»»

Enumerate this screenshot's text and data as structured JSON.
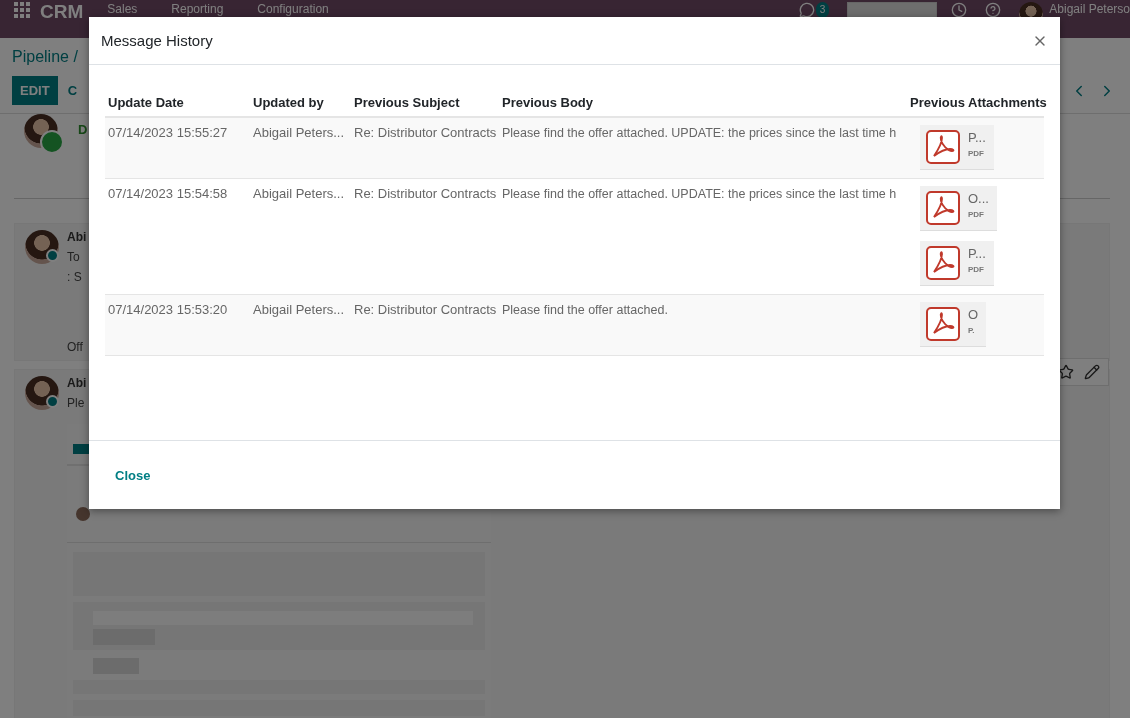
{
  "navbar": {
    "app": "CRM",
    "menu": [
      "Sales",
      "Reporting",
      "Configuration"
    ],
    "message_count": "3",
    "user": "Abigail Peterso"
  },
  "control_panel": {
    "breadcrumb": "Pipeline /",
    "buttons": [
      "EDIT",
      "C"
    ]
  },
  "chatter": {
    "activity": "D",
    "messages": [
      {
        "author": "Abi",
        "lines": [
          "To",
          ": S"
        ],
        "footer": "Off",
        "actions": false
      },
      {
        "author": "Abi",
        "lines": [
          "Ple"
        ],
        "actions": true,
        "attachment": {
          "kind": "picture"
        }
      }
    ]
  },
  "dialog": {
    "title": "Message History",
    "close_label": "Close",
    "columns": [
      "Update Date",
      "Updated by",
      "Previous Subject",
      "Previous Body",
      "Previous Attachments"
    ],
    "rows": [
      {
        "date": "07/14/2023 15:55:27",
        "author": "Abigail Peters...",
        "subject": "Re: Distributor Contracts",
        "body": "Please find the offer attached. UPDATE: the prices since the last time h",
        "attachments": [
          {
            "name": "P...",
            "type": "PDF"
          }
        ]
      },
      {
        "date": "07/14/2023 15:54:58",
        "author": "Abigail Peters...",
        "subject": "Re: Distributor Contracts",
        "body": "Please find the offer attached. UPDATE: the prices since the last time h",
        "attachments": [
          {
            "name": "O...",
            "type": "PDF"
          },
          {
            "name": "P...",
            "type": "PDF"
          }
        ]
      },
      {
        "date": "07/14/2023 15:53:20",
        "author": "Abigail Peters...",
        "subject": "Re: Distributor Contracts",
        "body": "Please find the offer attached.",
        "attachments": [
          {
            "name": "O",
            "type": "P."
          }
        ]
      }
    ]
  }
}
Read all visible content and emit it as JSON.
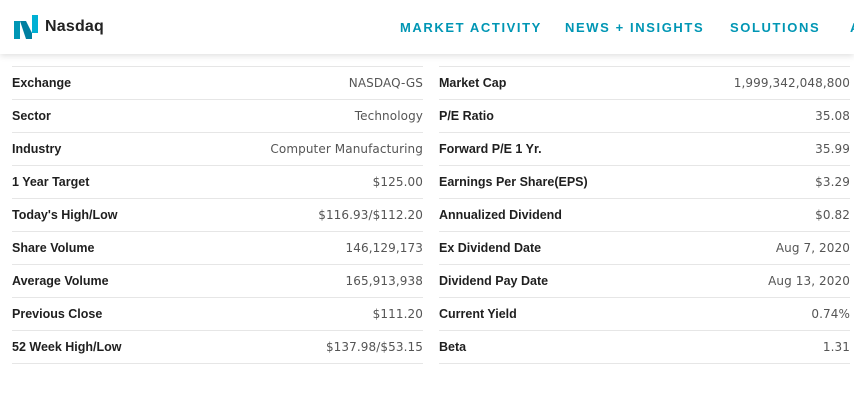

««

- **BRIEF**
Output an exact copy of the material, with the pictures removed.

- **THE RESULT**
Enumerate this screenshot's text and data as structured JSON.
{
  "navbar": {
    "app": "CRM",
    "menu": [
      "Sales",
      "Reporting",
      "Configuration"
    ],
    "message_count": "3",
    "user": "Abigail Peterso"
  },
  "control_panel": {
    "breadcrumb": "Pipeline /",
    "buttons": [
      "EDIT",
      "C"
    ]
  },
  "chatter": {
    "activity": "D",
    "messages": [
      {
        "author": "Abi",
        "lines": [
          "To",
          ": S"
        ],
        "footer": "Off",
        "actions": false
      },
      {
        "author": "Abi",
        "lines": [
          "Ple"
        ],
        "actions": true,
        "attachment": {
          "kind": "picture"
        }
      }
    ]
  },
  "dialog": {
    "title": "Message History",
    "close_label": "Close",
    "columns": [
      "Update Date",
      "Updated by",
      "Previous Subject",
      "Previous Body",
      "Previous Attachments"
    ],
    "rows": [
      {
        "date": "07/14/2023 15:55:27",
        "author": "Abigail Peters...",
        "subject": "Re: Distributor Contracts",
        "body": "Please find the offer attached. UPDATE: the prices since the last time h",
        "attachments": [
          {
            "name": "P...",
            "type": "PDF"
          }
        ]
      },
      {
        "date": "07/14/2023 15:54:58",
        "author": "Abigail Peters...",
        "subject": "Re: Distributor Contracts",
        "body": "Please find the offer attached. UPDATE: the prices since the last time h",
        "attachments": [
          {
            "name": "O...",
            "type": "PDF"
          },
          {
            "name": "P...",
            "type": "PDF"
          }
        ]
      },
      {
        "date": "07/14/2023 15:53:20",
        "author": "Abigail Peters...",
        "subject": "Re: Distributor Contracts",
        "body": "Please find the offer attached.",
        "attachments": [
          {
            "name": "O",
            "type": "P."
          }
        ]
      }
    ]
  }
}
Read all visible content and emit it as JSON.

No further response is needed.